Written request:
Look through the records that follow. Copy every line containing the word "ylabel".
════════════════════
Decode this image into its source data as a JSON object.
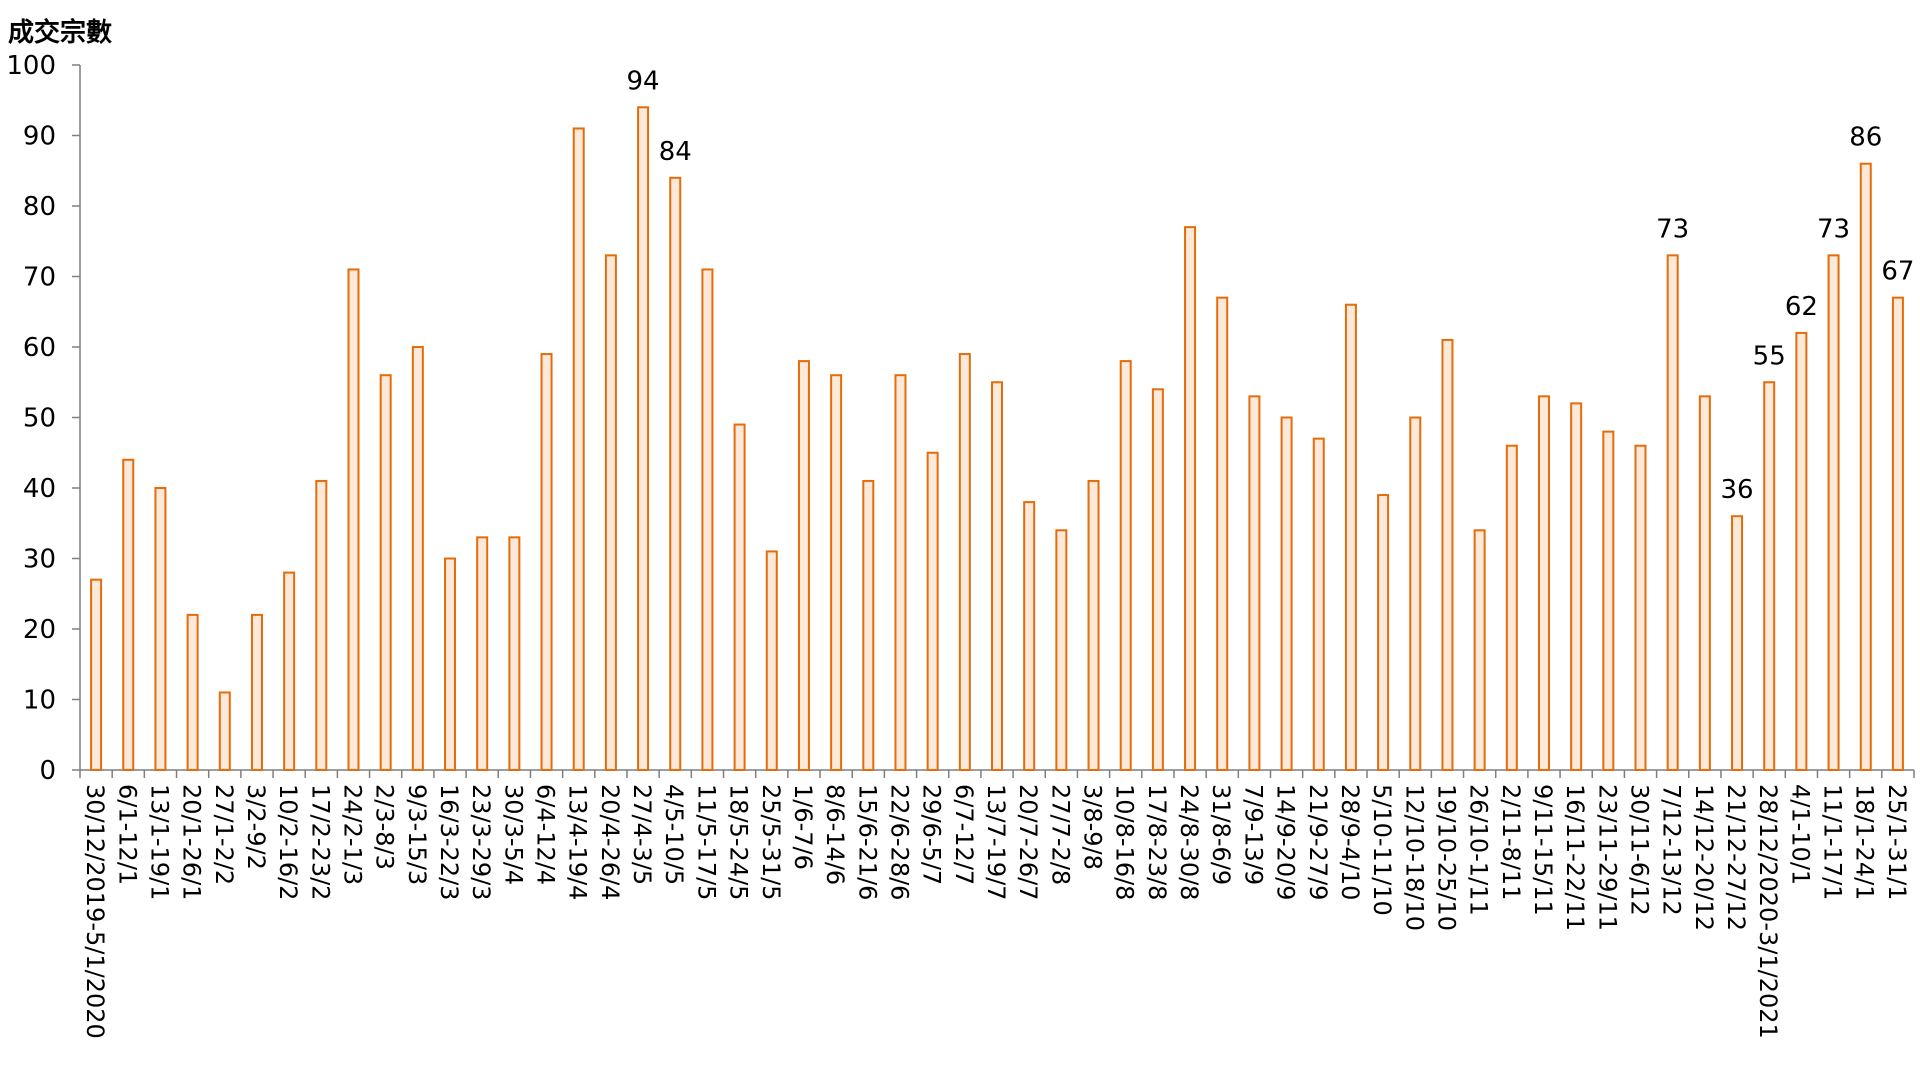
{
  "chart_data": {
    "type": "bar",
    "ylabel": "成交宗數",
    "xlabel": "",
    "ylim": [
      0,
      100
    ],
    "yticks": [
      0,
      10,
      20,
      30,
      40,
      50,
      60,
      70,
      80,
      90,
      100
    ],
    "categories": [
      "30/12/2019-5/1/2020",
      "6/1-12/1",
      "13/1-19/1",
      "20/1-26/1",
      "27/1-2/2",
      "3/2-9/2",
      "10/2-16/2",
      "17/2-23/2",
      "24/2-1/3",
      "2/3-8/3",
      "9/3-15/3",
      "16/3-22/3",
      "23/3-29/3",
      "30/3-5/4",
      "6/4-12/4",
      "13/4-19/4",
      "20/4-26/4",
      "27/4-3/5",
      "4/5-10/5",
      "11/5-17/5",
      "18/5-24/5",
      "25/5-31/5",
      "1/6-7/6",
      "8/6-14/6",
      "15/6-21/6",
      "22/6-28/6",
      "29/6-5/7",
      "6/7-12/7",
      "13/7-19/7",
      "20/7-26/7",
      "27/7-2/8",
      "3/8-9/8",
      "10/8-16/8",
      "17/8-23/8",
      "24/8-30/8",
      "31/8-6/9",
      "7/9-13/9",
      "14/9-20/9",
      "21/9-27/9",
      "28/9-4/10",
      "5/10-11/10",
      "12/10-18/10",
      "19/10-25/10",
      "26/10-1/11",
      "2/11-8/11",
      "9/11-15/11",
      "16/11-22/11",
      "23/11-29/11",
      "30/11-6/12",
      "7/12-13/12",
      "14/12-20/12",
      "21/12-27/12",
      "28/12/2020-3/1/2021",
      "4/1-10/1",
      "11/1-17/1",
      "18/1-24/1",
      "25/1-31/1"
    ],
    "values": [
      27,
      44,
      40,
      22,
      11,
      22,
      28,
      41,
      71,
      56,
      60,
      30,
      33,
      33,
      59,
      91,
      73,
      94,
      84,
      71,
      49,
      31,
      58,
      56,
      41,
      56,
      45,
      59,
      55,
      38,
      34,
      41,
      58,
      54,
      77,
      67,
      53,
      50,
      47,
      66,
      39,
      50,
      61,
      34,
      46,
      53,
      52,
      48,
      46,
      73,
      53,
      36,
      55,
      62,
      73,
      86,
      67
    ],
    "data_labels": [
      {
        "index": 17,
        "text": "94"
      },
      {
        "index": 18,
        "text": "84"
      },
      {
        "index": 49,
        "text": "73"
      },
      {
        "index": 51,
        "text": "36"
      },
      {
        "index": 52,
        "text": "55"
      },
      {
        "index": 53,
        "text": "62"
      },
      {
        "index": 54,
        "text": "73"
      },
      {
        "index": 55,
        "text": "86"
      },
      {
        "index": 56,
        "text": "67"
      }
    ],
    "colors": {
      "bar_fill": "#fde9d9",
      "bar_stroke": "#e46c0a",
      "axis": "#7f7f7f"
    },
    "grid": false,
    "legend": "none"
  }
}
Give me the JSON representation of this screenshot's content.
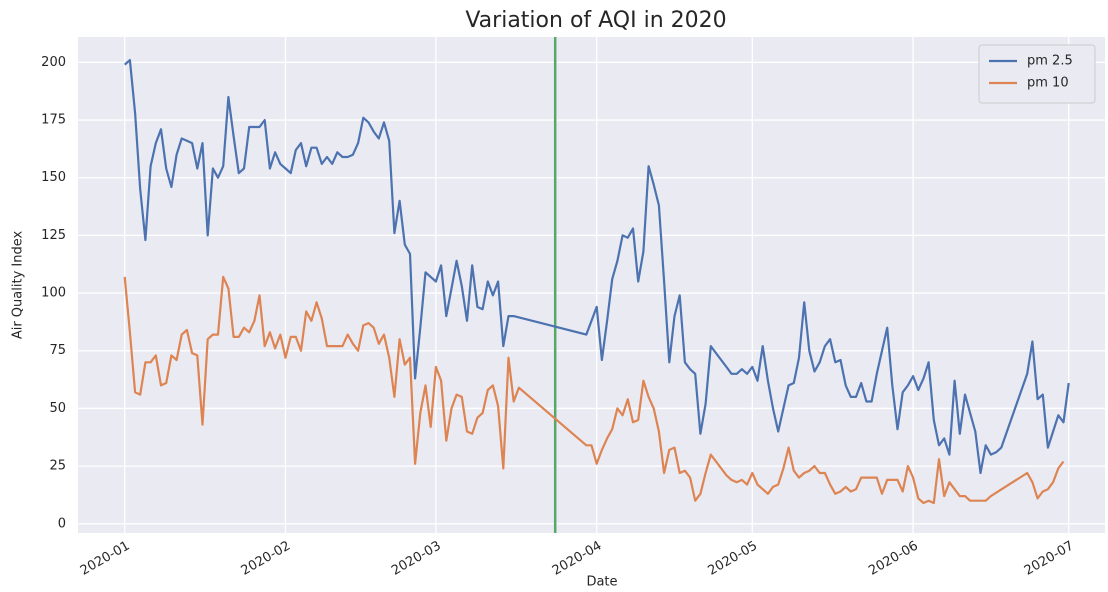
{
  "chart_data": {
    "type": "line",
    "title": "Variation of AQI in 2020",
    "xlabel": "Date",
    "ylabel": "Air Quality Index",
    "xlim": [
      -9,
      189
    ],
    "ylim": [
      -4,
      211
    ],
    "xticks": [
      {
        "value": 0,
        "label": "2020-01"
      },
      {
        "value": 31,
        "label": "2020-02"
      },
      {
        "value": 60,
        "label": "2020-03"
      },
      {
        "value": 91,
        "label": "2020-04"
      },
      {
        "value": 121,
        "label": "2020-05"
      },
      {
        "value": 152,
        "label": "2020-06"
      },
      {
        "value": 182,
        "label": "2020-07"
      }
    ],
    "yticks": [
      0,
      25,
      50,
      75,
      100,
      125,
      150,
      175,
      200
    ],
    "grid": true,
    "legend": "upper right",
    "vlines": [
      {
        "x": 83,
        "color": "#55a868"
      }
    ],
    "series": [
      {
        "name": "pm 2.5",
        "color": "#4c72b0",
        "x": [
          0,
          1,
          2,
          3,
          4,
          5,
          6,
          7,
          8,
          9,
          10,
          11,
          12,
          13,
          14,
          15,
          16,
          17,
          18,
          19,
          20,
          21,
          22,
          23,
          24,
          25,
          26,
          27,
          28,
          29,
          30,
          31,
          32,
          33,
          34,
          35,
          36,
          37,
          38,
          39,
          40,
          41,
          42,
          43,
          44,
          45,
          46,
          47,
          48,
          49,
          50,
          51,
          52,
          53,
          54,
          55,
          56,
          57,
          58,
          59,
          60,
          61,
          62,
          63,
          64,
          65,
          66,
          67,
          68,
          69,
          70,
          71,
          72,
          73,
          74,
          75,
          89,
          90,
          91,
          92,
          93,
          94,
          95,
          96,
          97,
          98,
          99,
          100,
          101,
          102,
          103,
          104,
          105,
          106,
          107,
          108,
          109,
          110,
          111,
          112,
          113,
          114,
          115,
          116,
          117,
          118,
          119,
          120,
          121,
          122,
          123,
          124,
          125,
          126,
          127,
          128,
          129,
          130,
          131,
          132,
          133,
          134,
          135,
          136,
          137,
          138,
          139,
          140,
          141,
          142,
          143,
          144,
          145,
          146,
          147,
          148,
          149,
          150,
          151,
          152,
          153,
          154,
          155,
          156,
          157,
          158,
          159,
          160,
          161,
          162,
          163,
          164,
          165,
          166,
          167,
          168,
          169,
          174,
          175,
          176,
          177,
          178,
          179,
          180,
          181,
          182
        ],
        "values": [
          199,
          201,
          178,
          145,
          123,
          155,
          165,
          171,
          154,
          146,
          160,
          167,
          166,
          165,
          154,
          165,
          125,
          154,
          150,
          155,
          185,
          168,
          152,
          154,
          172,
          172,
          172,
          175,
          154,
          161,
          156,
          154,
          152,
          162,
          165,
          155,
          163,
          163,
          156,
          159,
          156,
          161,
          159,
          159,
          160,
          165,
          176,
          174,
          170,
          167,
          174,
          166,
          126,
          140,
          121,
          117,
          63,
          85,
          109,
          107,
          105,
          112,
          90,
          102,
          114,
          103,
          88,
          112,
          94,
          93,
          105,
          99,
          105,
          77,
          90,
          90,
          82,
          88,
          94,
          71,
          88,
          106,
          114,
          125,
          124,
          128,
          105,
          118,
          155,
          147,
          138,
          105,
          70,
          90,
          99,
          70,
          67,
          65,
          39,
          52,
          77,
          74,
          71,
          68,
          65,
          65,
          67,
          65,
          68,
          62,
          77,
          62,
          50,
          40,
          50,
          60,
          61,
          72,
          96,
          75,
          66,
          70,
          77,
          80,
          70,
          71,
          60,
          55,
          55,
          61,
          53,
          53,
          65,
          75,
          85,
          60,
          41,
          57,
          60,
          64,
          58,
          63,
          70,
          45,
          34,
          37,
          30,
          62,
          39,
          56,
          48,
          40,
          22,
          34,
          30,
          31,
          33,
          65,
          79,
          54,
          56,
          33,
          40,
          47,
          44,
          61
        ]
      },
      {
        "name": "pm 10",
        "color": "#dd8452",
        "x": [
          0,
          1,
          2,
          3,
          4,
          5,
          6,
          7,
          8,
          9,
          10,
          11,
          12,
          13,
          14,
          15,
          16,
          17,
          18,
          19,
          20,
          21,
          22,
          23,
          24,
          25,
          26,
          27,
          28,
          29,
          30,
          31,
          32,
          33,
          34,
          35,
          36,
          37,
          38,
          39,
          40,
          41,
          42,
          43,
          44,
          45,
          46,
          47,
          48,
          49,
          50,
          51,
          52,
          53,
          54,
          55,
          56,
          57,
          58,
          59,
          60,
          61,
          62,
          63,
          64,
          65,
          66,
          67,
          68,
          69,
          70,
          71,
          72,
          73,
          74,
          75,
          76,
          89,
          90,
          91,
          92,
          93,
          94,
          95,
          96,
          97,
          98,
          99,
          100,
          101,
          102,
          103,
          104,
          105,
          106,
          107,
          108,
          109,
          110,
          111,
          112,
          113,
          114,
          115,
          116,
          117,
          118,
          119,
          120,
          121,
          122,
          123,
          124,
          125,
          126,
          127,
          128,
          129,
          130,
          131,
          132,
          133,
          134,
          135,
          136,
          137,
          138,
          139,
          140,
          141,
          142,
          143,
          144,
          145,
          146,
          147,
          148,
          149,
          150,
          151,
          152,
          153,
          154,
          155,
          156,
          157,
          158,
          159,
          160,
          161,
          162,
          163,
          164,
          165,
          166,
          167,
          174,
          175,
          176,
          177,
          178,
          179,
          180,
          181
        ],
        "values": [
          107,
          83,
          57,
          56,
          70,
          70,
          73,
          60,
          61,
          73,
          71,
          82,
          84,
          74,
          73,
          43,
          80,
          82,
          82,
          107,
          102,
          81,
          81,
          85,
          83,
          88,
          99,
          77,
          83,
          76,
          82,
          72,
          81,
          81,
          75,
          92,
          88,
          96,
          89,
          77,
          77,
          77,
          77,
          82,
          78,
          75,
          86,
          87,
          85,
          78,
          82,
          72,
          55,
          80,
          69,
          72,
          26,
          48,
          60,
          42,
          68,
          62,
          36,
          50,
          56,
          55,
          40,
          39,
          46,
          48,
          58,
          60,
          51,
          24,
          72,
          53,
          59,
          34,
          34,
          26,
          32,
          37,
          41,
          50,
          47,
          54,
          44,
          45,
          62,
          55,
          50,
          40,
          22,
          32,
          33,
          22,
          23,
          20,
          10,
          13,
          22,
          30,
          27,
          24,
          21,
          19,
          18,
          19,
          17,
          22,
          17,
          15,
          13,
          16,
          17,
          24,
          33,
          23,
          20,
          22,
          23,
          25,
          22,
          22,
          17,
          13,
          14,
          16,
          14,
          15,
          20,
          20,
          20,
          20,
          13,
          19,
          19,
          19,
          14,
          25,
          20,
          11,
          9,
          10,
          9,
          28,
          12,
          18,
          15,
          12,
          12,
          10,
          10,
          10,
          10,
          12,
          22,
          18,
          11,
          14,
          15,
          18,
          24,
          27
        ]
      }
    ]
  }
}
════════════════════
Worked answer:
    "ylabel": "成交宗數",
    "ylabel": "Air Quality Index",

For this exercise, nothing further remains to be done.